Look for the string "image" in the lines and copy each line that has it.

Dataset excerpt
:::::

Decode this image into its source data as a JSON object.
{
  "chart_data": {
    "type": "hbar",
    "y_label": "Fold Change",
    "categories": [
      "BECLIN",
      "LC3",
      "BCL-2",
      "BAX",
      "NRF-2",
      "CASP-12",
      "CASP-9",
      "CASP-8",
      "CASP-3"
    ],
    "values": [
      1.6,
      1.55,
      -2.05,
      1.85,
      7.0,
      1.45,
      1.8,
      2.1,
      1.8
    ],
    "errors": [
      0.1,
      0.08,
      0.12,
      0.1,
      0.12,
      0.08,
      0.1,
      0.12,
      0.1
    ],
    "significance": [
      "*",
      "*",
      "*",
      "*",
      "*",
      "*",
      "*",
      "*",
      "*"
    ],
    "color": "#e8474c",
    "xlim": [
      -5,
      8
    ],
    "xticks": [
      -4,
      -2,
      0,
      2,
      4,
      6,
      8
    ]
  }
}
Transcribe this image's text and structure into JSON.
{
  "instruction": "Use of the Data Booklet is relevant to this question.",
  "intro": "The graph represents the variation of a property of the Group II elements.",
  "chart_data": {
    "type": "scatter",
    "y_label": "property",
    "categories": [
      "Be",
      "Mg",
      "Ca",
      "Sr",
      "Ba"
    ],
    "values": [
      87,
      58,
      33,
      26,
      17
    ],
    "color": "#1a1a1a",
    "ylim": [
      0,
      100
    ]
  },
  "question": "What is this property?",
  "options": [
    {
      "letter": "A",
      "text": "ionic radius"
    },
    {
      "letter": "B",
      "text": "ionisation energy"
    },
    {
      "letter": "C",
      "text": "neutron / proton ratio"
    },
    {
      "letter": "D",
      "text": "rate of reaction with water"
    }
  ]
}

:::::

### Written answer
Decode this image into its source data as a JSON object.
Transcribe this image's text and structure into JSON.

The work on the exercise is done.